**** Provided material ****
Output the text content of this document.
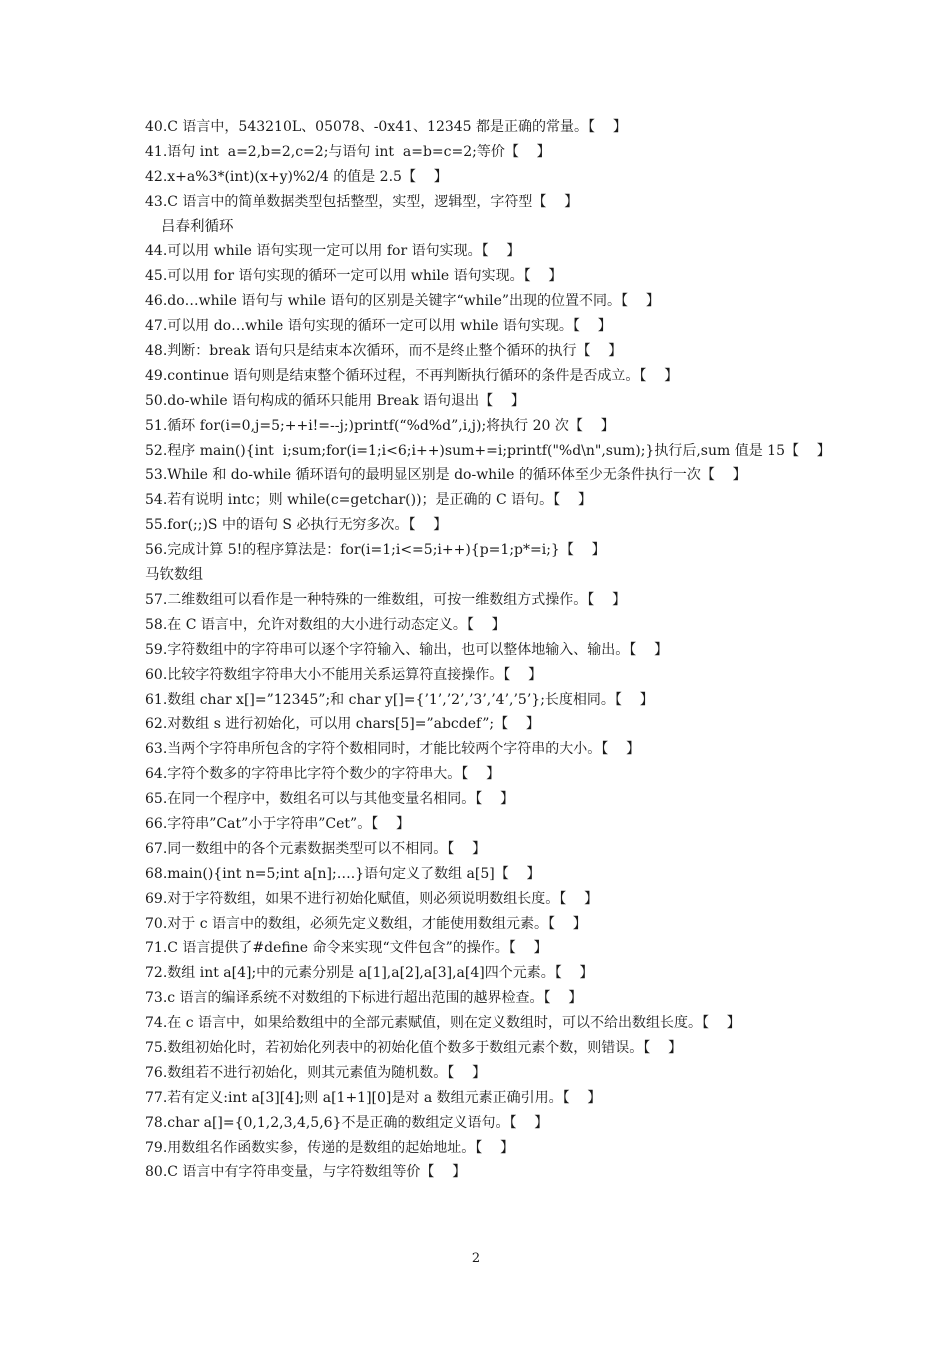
40.C 语言中，543210L、05078、-0x41、12345 都是正确的常量。【    】
41.语句 int  a=2,b=2,c=2;与语句 int  a=b=c=2;等价【    】
42.x+a%3*(int)(x+y)%2/4 的值是 2.5【    】
43.C 语言中的简单数据类型包括整型，实型，逻辑型，字符型【    】
吕春利循环
44.可以用 while 语句实现一定可以用 for 语句实现。【    】
45.可以用 for 语句实现的循环一定可以用 while 语句实现。【    】
46.do…while 语句与 while 语句的区别是关键字“while”出现的位置不同。【    】
47.可以用 do…while 语句实现的循环一定可以用 while 语句实现。【    】
48.判断：break 语句只是结束本次循环，而不是终止整个循环的执行【    】
49.continue 语句则是结束整个循环过程，不再判断执行循环的条件是否成立。【    】
50.do-while 语句构成的循环只能用 Break 语句退出【    】
51.循环 for(i=0,j=5;++i!=--j;)printf(“%d%d”,i,j);将执行 20 次【    】
52.程序 main(){int  i;sum;for(i=1;i<6;i++)sum+=i;printf("%d\n",sum);}执行后,sum 值是 15【    】
53.While 和 do-while 循环语句的最明显区别是 do-while 的循环体至少无条件执行一次【    】
54.若有说明 intc；则 while(c=getchar())；是正确的 C 语句。【    】
55.for(;;)S 中的语句 S 必执行无穷多次。【    】
56.完成计算 5!的程序算法是：for(i=1;i<=5;i++){p=1;p*=i;}【    】
马钦数组
57.二维数组可以看作是一种特殊的一维数组，可按一维数组方式操作。【    】
58.在 C 语言中，允许对数组的大小进行动态定义。【    】
59.字符数组中的字符串可以逐个字符输入、输出，也可以整体地输入、输出。【    】
60.比较字符数组字符串大小不能用关系运算符直接操作。【    】
61.数组 char x[]=”12345”;和 char y[]={’1’,’2’,’3’,’4’,’5’};长度相同。【    】
62.对数组 s 进行初始化，可以用 chars[5]=”abcdef”;【    】
63.当两个字符串所包含的字符个数相同时，才能比较两个字符串的大小。【    】
64.字符个数多的字符串比字符个数少的字符串大。【    】
65.在同一个程序中，数组名可以与其他变量名相同。【    】
66.字符串”Cat”小于字符串”Cet”。【    】
67.同一数组中的各个元素数据类型可以不相同。【    】
68.main(){int n=5;int a[n];….}语句定义了数组 a[5]【    】
69.对于字符数组，如果不进行初始化赋值，则必须说明数组长度。【    】
70.对于 c 语言中的数组，必须先定义数组，才能使用数组元素。【    】
71.C 语言提供了#define 命令来实现“文件包含”的操作。【    】
72.数组 int a[4];中的元素分别是 a[1],a[2],a[3],a[4]四个元素。【    】
73.c 语言的编译系统不对数组的下标进行超出范围的越界检查。【    】
74.在 c 语言中，如果给数组中的全部元素赋值，则在定义数组时，可以不给出数组长度。【    】
75.数组初始化时，若初始化列表中的初始化值个数多于数组元素个数，则错误。【    】
76.数组若不进行初始化，则其元素值为随机数。【    】
77.若有定义:int a[3][4];则 a[1+1][0]是对 a 数组元素正确引用。【    】
78.char a[]={0,1,2,3,4,5,6}不是正确的数组定义语句。【    】
79.用数组名作函数实参，传递的是数组的起始地址。【    】
80.C 语言中有字符串变量，与字符数组等价【    】
2
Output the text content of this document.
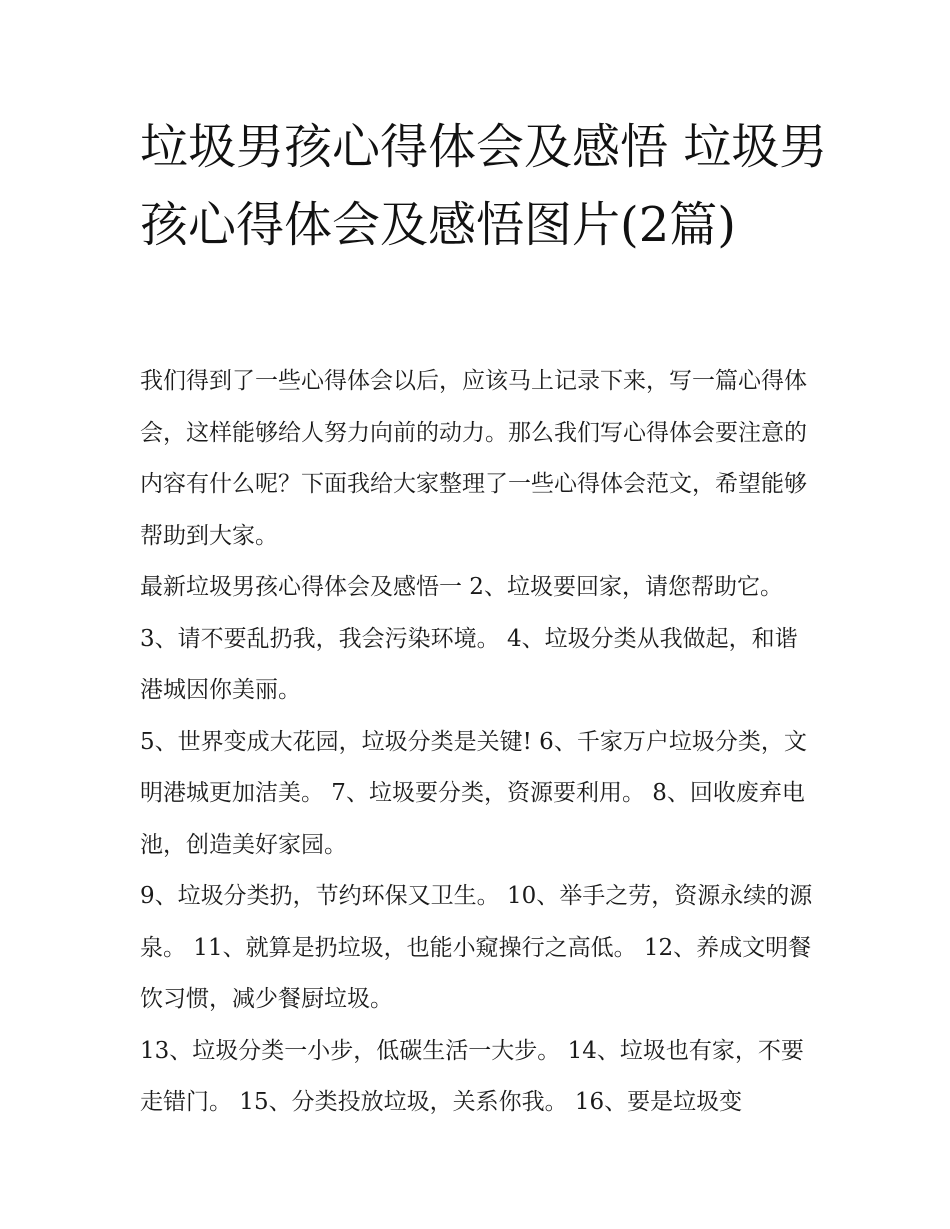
垃圾男孩心得体会及感悟 垃圾男孩心得体会及感悟图片(2篇)

我们得到了一些心得体会以后，应该马上记录下来，写一篇心得体会，这样能够给人努力向前的动力。那么我们写心得体会要注意的内容有什么呢？下面我给大家整理了一些心得体会范文，希望能够帮助到大家。

最新垃圾男孩心得体会及感悟一 2、垃圾要回家，请您帮助它。 3、请不要乱扔我，我会污染环境。 4、垃圾分类从我做起，和谐港城因你美丽。

5、世界变成大花园，垃圾分类是关键! 6、千家万户垃圾分类，文明港城更加洁美。 7、垃圾要分类，资源要利用。 8、回收废弃电池，创造美好家园。

9、垃圾分类扔，节约环保又卫生。 10、举手之劳，资源永续的源泉。 11、就算是扔垃圾，也能小窥操行之高低。 12、养成文明餐饮习惯，减少餐厨垃圾。

13、垃圾分类一小步，低碳生活一大步。 14、垃圾也有家，不要走错门。 15、分类投放垃圾，关系你我。 16、要是垃圾变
****
> **The request**: Give back the entries verbatim. Do not include any picture.

> **Result of the exercise**:
Output the text content of this document.
40.C 语言中，543210L、05078、-0x41、12345 都是正确的常量。【    】
41.语句 int  a=2,b=2,c=2;与语句 int  a=b=c=2;等价【    】
42.x+a%3*(int)(x+y)%2/4 的值是 2.5【    】
43.C 语言中的简单数据类型包括整型，实型，逻辑型，字符型【    】
吕春利循环
44.可以用 while 语句实现一定可以用 for 语句实现。【    】
45.可以用 for 语句实现的循环一定可以用 while 语句实现。【    】
46.do…while 语句与 while 语句的区别是关键字“while”出现的位置不同。【    】
47.可以用 do…while 语句实现的循环一定可以用 while 语句实现。【    】
48.判断：break 语句只是结束本次循环，而不是终止整个循环的执行【    】
49.continue 语句则是结束整个循环过程，不再判断执行循环的条件是否成立。【    】
50.do-while 语句构成的循环只能用 Break 语句退出【    】
51.循环 for(i=0,j=5;++i!=--j;)printf(“%d%d”,i,j);将执行 20 次【    】
52.程序 main(){int  i;sum;for(i=1;i<6;i++)sum+=i;printf("%d\n",sum);}执行后,sum 值是 15【    】
53.While 和 do-while 循环语句的最明显区别是 do-while 的循环体至少无条件执行一次【    】
54.若有说明 intc；则 while(c=getchar())；是正确的 C 语句。【    】
55.for(;;)S 中的语句 S 必执行无穷多次。【    】
56.完成计算 5!的程序算法是：for(i=1;i<=5;i++){p=1;p*=i;}【    】
马钦数组
57.二维数组可以看作是一种特殊的一维数组，可按一维数组方式操作。【    】
58.在 C 语言中，允许对数组的大小进行动态定义。【    】
59.字符数组中的字符串可以逐个字符输入、输出，也可以整体地输入、输出。【    】
60.比较字符数组字符串大小不能用关系运算符直接操作。【    】
61.数组 char x[]=”12345”;和 char y[]={’1’,’2’,’3’,’4’,’5’};长度相同。【    】
62.对数组 s 进行初始化，可以用 chars[5]=”abcdef”;【    】
63.当两个字符串所包含的字符个数相同时，才能比较两个字符串的大小。【    】
64.字符个数多的字符串比字符个数少的字符串大。【    】
65.在同一个程序中，数组名可以与其他变量名相同。【    】
66.字符串”Cat”小于字符串”Cet”。【    】
67.同一数组中的各个元素数据类型可以不相同。【    】
68.main(){int n=5;int a[n];….}语句定义了数组 a[5]【    】
69.对于字符数组，如果不进行初始化赋值，则必须说明数组长度。【    】
70.对于 c 语言中的数组，必须先定义数组，才能使用数组元素。【    】
71.C 语言提供了#define 命令来实现“文件包含”的操作。【    】
72.数组 int a[4];中的元素分别是 a[1],a[2],a[3],a[4]四个元素。【    】
73.c 语言的编译系统不对数组的下标进行超出范围的越界检查。【    】
74.在 c 语言中，如果给数组中的全部元素赋值，则在定义数组时，可以不给出数组长度。【    】
75.数组初始化时，若初始化列表中的初始化值个数多于数组元素个数，则错误。【    】
76.数组若不进行初始化，则其元素值为随机数。【    】
77.若有定义:int a[3][4];则 a[1+1][0]是对 a 数组元素正确引用。【    】
78.char a[]={0,1,2,3,4,5,6}不是正确的数组定义语句。【    】
79.用数组名作函数实参，传递的是数组的起始地址。【    】
80.C 语言中有字符串变量，与字符数组等价【    】
2
Output the text content of this document.
垃圾男孩心得体会及感悟 垃圾男孩心得体会及感悟图片(2篇)

我们得到了一些心得体会以后，应该马上记录下来，写一篇心得体会，这样能够给人努力向前的动力。那么我们写心得体会要注意的内容有什么呢？下面我给大家整理了一些心得体会范文，希望能够帮助到大家。

最新垃圾男孩心得体会及感悟一 2、垃圾要回家，请您帮助它。 3、请不要乱扔我，我会污染环境。 4、垃圾分类从我做起，和谐港城因你美丽。

5、世界变成大花园，垃圾分类是关键! 6、千家万户垃圾分类，文明港城更加洁美。 7、垃圾要分类，资源要利用。 8、回收废弃电池，创造美好家园。

9、垃圾分类扔，节约环保又卫生。 10、举手之劳，资源永续的源泉。 11、就算是扔垃圾，也能小窥操行之高低。 12、养成文明餐饮习惯，减少餐厨垃圾。

13、垃圾分类一小步，低碳生活一大步。 14、垃圾也有家，不要走错门。 15、分类投放垃圾，关系你我。 16、要是垃圾变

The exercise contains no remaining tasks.